--- start of Task data ---

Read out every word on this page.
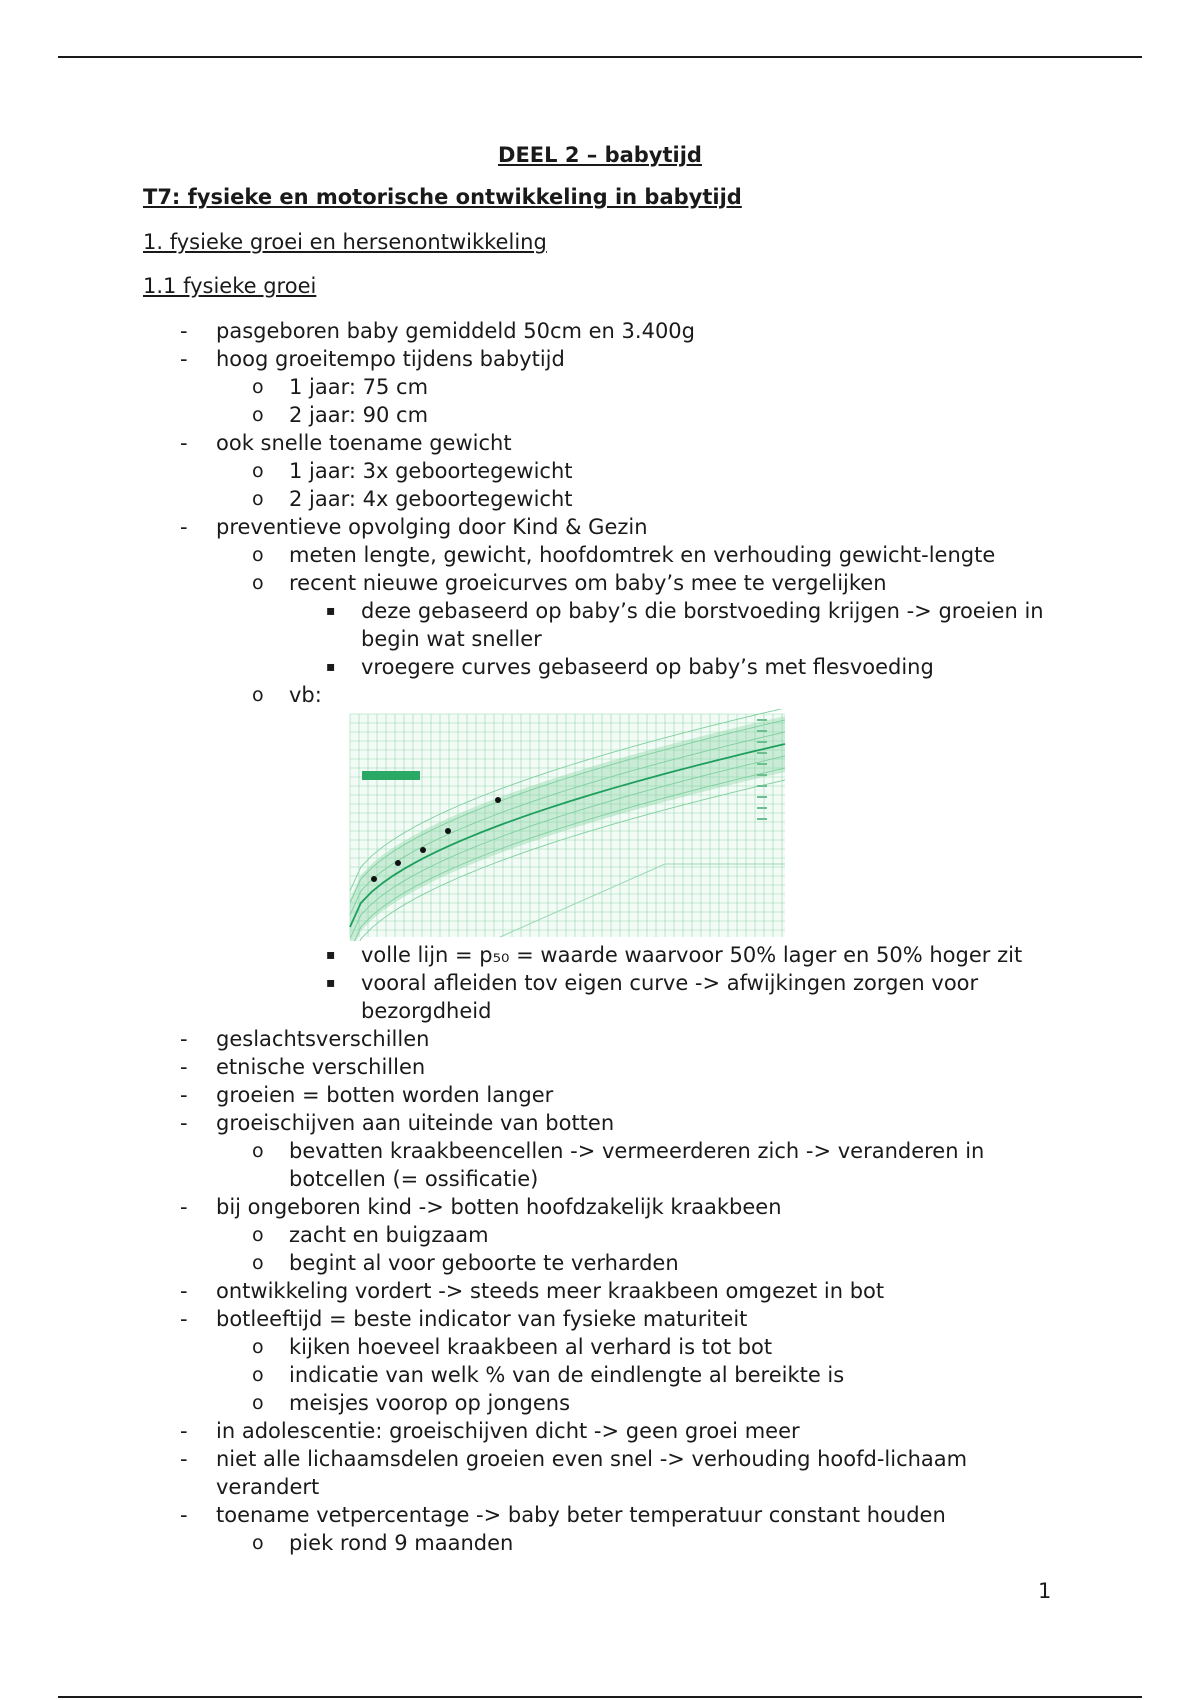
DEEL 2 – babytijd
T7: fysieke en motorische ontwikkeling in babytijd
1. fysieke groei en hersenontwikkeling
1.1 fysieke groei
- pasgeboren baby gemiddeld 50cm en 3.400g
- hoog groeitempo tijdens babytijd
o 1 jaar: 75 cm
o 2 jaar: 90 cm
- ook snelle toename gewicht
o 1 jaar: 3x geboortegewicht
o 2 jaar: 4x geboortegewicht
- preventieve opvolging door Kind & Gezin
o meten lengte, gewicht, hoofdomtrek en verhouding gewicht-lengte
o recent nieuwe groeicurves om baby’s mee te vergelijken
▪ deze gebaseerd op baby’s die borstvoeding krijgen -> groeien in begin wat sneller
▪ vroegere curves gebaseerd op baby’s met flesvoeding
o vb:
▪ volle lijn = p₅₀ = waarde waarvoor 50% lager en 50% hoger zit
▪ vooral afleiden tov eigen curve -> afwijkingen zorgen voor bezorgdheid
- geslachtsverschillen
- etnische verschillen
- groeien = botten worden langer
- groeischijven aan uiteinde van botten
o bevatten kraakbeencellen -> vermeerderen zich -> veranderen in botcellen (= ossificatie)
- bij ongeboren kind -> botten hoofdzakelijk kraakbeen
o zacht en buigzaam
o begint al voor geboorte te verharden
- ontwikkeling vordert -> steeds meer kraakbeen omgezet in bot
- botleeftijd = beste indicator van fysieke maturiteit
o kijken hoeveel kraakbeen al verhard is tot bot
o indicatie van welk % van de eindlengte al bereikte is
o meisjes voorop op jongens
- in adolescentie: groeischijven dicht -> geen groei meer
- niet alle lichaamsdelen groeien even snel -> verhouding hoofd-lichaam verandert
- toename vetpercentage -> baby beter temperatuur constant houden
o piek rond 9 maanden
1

--- end of Task data ---
--- start of Task data ---

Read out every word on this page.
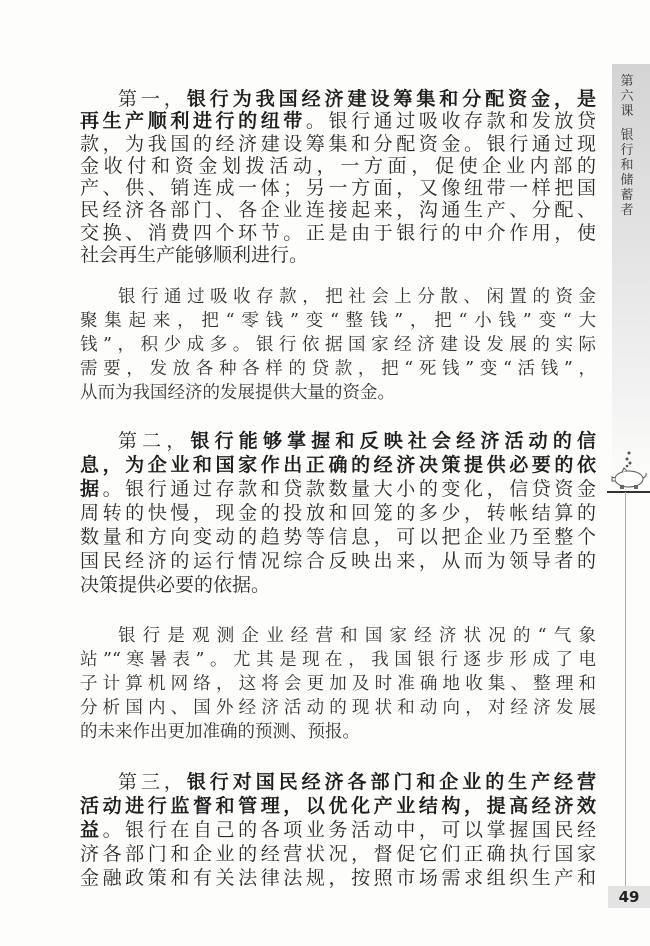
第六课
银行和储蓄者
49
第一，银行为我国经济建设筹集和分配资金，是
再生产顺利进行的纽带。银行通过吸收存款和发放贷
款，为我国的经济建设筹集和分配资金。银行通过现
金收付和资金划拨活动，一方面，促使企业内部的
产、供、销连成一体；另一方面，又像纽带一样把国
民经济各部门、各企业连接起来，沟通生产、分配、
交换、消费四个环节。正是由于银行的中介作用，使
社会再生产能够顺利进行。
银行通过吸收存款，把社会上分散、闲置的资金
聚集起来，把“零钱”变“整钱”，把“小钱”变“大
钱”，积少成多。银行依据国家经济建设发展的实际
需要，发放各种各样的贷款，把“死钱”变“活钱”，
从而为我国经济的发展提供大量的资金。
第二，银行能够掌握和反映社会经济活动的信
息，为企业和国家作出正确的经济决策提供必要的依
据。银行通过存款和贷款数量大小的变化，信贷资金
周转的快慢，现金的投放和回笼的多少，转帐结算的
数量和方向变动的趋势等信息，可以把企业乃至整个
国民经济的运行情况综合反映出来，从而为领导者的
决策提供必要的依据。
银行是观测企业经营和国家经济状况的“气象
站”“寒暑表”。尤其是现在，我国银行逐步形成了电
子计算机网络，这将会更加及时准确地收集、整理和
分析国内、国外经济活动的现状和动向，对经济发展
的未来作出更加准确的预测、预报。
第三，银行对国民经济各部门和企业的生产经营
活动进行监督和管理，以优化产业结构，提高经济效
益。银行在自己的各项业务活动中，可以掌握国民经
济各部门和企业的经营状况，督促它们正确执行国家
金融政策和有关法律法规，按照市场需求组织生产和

--- end of Task data ---

Task to carry out:
Extract every line above that contains the word "babytijd".

Correct response:
DEEL 2 – babytijd
T7: fysieke en motorische ontwikkeling in babytijd
- hoog groeitempo tijdens babytijd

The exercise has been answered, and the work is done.